▶ [WRITTEN TASK]
State how many lines of the entries hold the string "ремонтником", and nothing more.

[Stored items]

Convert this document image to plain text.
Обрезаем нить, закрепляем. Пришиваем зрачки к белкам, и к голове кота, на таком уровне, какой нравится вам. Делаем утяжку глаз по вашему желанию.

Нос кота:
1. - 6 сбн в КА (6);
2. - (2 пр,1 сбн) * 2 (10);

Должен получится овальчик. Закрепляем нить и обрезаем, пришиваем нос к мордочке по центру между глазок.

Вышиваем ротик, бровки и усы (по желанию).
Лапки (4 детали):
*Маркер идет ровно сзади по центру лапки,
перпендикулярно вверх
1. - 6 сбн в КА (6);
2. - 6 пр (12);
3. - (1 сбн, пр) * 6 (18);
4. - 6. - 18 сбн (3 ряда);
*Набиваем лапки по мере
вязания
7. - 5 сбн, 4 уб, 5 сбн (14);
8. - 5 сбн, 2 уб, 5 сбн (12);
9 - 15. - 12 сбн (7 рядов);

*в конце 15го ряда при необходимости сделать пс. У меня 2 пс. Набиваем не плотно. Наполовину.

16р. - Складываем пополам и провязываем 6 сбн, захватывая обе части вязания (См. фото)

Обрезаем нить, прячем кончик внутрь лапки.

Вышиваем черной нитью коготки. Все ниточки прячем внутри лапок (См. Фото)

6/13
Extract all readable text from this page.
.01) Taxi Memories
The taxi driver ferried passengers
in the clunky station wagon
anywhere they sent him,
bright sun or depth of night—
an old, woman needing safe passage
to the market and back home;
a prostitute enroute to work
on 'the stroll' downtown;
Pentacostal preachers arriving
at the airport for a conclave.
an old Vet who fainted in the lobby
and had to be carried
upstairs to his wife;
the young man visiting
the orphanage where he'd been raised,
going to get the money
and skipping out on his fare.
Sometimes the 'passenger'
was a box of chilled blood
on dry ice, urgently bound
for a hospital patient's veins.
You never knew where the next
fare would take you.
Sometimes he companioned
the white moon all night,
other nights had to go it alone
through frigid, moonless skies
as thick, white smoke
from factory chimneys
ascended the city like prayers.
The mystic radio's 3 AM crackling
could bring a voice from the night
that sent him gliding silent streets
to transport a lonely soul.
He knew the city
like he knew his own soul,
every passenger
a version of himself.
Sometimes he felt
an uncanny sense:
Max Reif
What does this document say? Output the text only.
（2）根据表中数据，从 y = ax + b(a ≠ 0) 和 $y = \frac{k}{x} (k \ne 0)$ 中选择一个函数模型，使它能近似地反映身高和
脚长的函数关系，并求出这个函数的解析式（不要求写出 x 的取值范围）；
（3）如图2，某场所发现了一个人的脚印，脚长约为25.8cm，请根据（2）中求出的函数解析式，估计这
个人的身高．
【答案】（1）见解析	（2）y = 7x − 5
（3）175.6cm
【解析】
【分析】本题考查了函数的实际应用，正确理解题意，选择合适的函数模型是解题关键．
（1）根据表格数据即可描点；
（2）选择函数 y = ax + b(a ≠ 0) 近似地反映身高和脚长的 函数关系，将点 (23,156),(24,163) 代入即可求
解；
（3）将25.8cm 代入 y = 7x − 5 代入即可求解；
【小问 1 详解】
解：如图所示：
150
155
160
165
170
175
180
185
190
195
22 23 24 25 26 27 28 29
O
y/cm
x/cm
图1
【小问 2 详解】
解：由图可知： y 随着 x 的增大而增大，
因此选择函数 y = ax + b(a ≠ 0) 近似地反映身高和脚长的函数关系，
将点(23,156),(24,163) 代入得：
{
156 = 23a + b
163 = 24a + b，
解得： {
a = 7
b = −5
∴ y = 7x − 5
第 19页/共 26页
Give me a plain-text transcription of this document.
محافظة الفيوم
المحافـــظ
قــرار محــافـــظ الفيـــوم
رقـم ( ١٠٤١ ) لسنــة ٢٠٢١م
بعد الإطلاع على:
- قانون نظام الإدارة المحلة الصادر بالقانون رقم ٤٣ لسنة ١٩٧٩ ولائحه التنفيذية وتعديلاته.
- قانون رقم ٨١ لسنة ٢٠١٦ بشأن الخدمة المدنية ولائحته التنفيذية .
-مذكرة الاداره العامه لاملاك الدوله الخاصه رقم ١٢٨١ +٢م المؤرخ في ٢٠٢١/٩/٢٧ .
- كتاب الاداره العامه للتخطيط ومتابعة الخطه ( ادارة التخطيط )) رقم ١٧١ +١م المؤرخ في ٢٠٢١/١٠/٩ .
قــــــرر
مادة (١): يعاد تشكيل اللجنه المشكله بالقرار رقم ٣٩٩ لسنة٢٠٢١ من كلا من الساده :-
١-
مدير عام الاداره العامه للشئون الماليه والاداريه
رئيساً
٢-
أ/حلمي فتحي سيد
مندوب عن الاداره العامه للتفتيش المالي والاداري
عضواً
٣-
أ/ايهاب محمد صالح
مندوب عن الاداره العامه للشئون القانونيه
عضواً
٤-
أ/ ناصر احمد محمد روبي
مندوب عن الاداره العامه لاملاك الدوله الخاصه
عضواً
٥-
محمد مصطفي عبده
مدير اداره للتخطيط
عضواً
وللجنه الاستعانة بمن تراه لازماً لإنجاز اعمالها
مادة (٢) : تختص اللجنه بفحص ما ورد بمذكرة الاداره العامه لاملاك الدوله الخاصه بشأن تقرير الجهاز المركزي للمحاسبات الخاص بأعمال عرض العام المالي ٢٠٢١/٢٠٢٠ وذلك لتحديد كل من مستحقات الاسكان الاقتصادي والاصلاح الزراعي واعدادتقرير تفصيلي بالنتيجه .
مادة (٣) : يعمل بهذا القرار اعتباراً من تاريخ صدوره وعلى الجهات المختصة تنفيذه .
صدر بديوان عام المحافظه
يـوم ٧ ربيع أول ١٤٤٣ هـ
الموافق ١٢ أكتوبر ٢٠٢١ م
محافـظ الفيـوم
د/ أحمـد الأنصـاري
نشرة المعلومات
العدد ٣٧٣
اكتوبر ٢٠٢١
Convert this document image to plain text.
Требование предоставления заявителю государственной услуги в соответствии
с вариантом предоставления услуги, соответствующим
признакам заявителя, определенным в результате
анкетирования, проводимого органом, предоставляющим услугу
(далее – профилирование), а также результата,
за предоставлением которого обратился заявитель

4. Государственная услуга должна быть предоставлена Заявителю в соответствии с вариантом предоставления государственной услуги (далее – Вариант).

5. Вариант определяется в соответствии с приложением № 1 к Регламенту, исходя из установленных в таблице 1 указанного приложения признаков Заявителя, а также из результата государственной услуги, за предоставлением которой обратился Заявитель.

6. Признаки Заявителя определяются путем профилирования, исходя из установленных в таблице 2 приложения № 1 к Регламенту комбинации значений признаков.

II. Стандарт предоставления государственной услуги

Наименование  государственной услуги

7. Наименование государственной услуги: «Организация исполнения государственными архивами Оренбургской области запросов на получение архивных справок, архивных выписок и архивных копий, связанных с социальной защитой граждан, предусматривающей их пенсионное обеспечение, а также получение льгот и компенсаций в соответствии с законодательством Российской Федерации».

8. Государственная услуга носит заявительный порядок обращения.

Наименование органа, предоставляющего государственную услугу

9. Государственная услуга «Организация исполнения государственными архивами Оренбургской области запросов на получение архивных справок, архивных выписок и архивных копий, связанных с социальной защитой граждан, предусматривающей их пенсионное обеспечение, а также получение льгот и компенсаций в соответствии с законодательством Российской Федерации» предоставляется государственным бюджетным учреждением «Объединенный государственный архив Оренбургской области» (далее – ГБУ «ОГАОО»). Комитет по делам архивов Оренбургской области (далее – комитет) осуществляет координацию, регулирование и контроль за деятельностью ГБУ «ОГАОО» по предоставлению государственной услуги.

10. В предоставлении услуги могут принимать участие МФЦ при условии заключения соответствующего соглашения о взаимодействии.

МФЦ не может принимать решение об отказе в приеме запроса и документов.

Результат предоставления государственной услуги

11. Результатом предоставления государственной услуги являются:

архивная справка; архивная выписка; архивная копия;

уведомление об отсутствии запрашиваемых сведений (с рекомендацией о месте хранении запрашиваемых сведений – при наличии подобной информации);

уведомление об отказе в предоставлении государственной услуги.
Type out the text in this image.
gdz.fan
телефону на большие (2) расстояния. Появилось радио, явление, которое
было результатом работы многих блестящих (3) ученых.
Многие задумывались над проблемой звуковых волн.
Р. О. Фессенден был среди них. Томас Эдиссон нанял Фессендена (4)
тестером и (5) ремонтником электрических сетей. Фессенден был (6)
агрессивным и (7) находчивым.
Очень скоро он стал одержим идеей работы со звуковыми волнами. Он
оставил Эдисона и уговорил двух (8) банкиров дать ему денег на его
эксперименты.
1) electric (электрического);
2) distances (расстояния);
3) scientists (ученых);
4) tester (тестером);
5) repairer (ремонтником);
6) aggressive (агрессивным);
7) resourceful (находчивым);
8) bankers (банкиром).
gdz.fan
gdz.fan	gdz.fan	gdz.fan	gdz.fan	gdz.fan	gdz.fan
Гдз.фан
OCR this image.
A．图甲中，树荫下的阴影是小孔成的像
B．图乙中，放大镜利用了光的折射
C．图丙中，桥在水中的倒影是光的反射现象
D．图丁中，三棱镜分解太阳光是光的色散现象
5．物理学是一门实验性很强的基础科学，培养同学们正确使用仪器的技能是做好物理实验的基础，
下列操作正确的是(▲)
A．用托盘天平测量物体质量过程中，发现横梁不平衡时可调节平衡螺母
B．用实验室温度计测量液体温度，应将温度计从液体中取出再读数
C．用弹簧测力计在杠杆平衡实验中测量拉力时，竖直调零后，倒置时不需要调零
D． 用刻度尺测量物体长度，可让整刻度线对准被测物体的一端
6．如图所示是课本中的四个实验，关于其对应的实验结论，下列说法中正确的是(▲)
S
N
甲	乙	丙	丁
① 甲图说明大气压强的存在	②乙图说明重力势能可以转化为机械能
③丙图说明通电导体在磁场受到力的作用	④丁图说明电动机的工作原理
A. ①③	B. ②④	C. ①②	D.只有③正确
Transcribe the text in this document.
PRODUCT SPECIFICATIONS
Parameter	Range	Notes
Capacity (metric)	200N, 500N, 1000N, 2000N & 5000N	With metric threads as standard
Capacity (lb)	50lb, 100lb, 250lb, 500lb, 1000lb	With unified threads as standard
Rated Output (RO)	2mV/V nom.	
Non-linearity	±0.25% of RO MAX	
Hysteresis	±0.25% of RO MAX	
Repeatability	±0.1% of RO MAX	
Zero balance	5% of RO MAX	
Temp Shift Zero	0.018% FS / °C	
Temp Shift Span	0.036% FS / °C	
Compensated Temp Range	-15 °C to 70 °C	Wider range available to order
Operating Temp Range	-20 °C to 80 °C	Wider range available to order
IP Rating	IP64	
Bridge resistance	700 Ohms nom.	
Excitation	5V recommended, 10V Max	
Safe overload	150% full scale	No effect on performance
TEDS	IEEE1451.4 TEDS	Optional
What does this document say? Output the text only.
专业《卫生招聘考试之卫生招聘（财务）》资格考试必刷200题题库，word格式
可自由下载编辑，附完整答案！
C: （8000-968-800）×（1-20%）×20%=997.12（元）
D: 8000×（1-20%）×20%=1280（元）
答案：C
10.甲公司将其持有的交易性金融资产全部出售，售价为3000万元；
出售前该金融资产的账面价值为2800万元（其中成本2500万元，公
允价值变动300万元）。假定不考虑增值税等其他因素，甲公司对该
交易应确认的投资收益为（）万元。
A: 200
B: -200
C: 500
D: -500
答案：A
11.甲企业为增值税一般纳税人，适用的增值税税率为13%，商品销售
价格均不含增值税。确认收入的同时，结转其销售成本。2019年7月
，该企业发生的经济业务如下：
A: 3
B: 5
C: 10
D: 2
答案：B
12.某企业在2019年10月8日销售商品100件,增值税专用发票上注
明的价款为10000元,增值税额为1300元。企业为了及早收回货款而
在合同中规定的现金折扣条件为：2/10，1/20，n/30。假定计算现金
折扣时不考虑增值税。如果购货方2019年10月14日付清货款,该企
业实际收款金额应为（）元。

▶ [THE REPLY]
2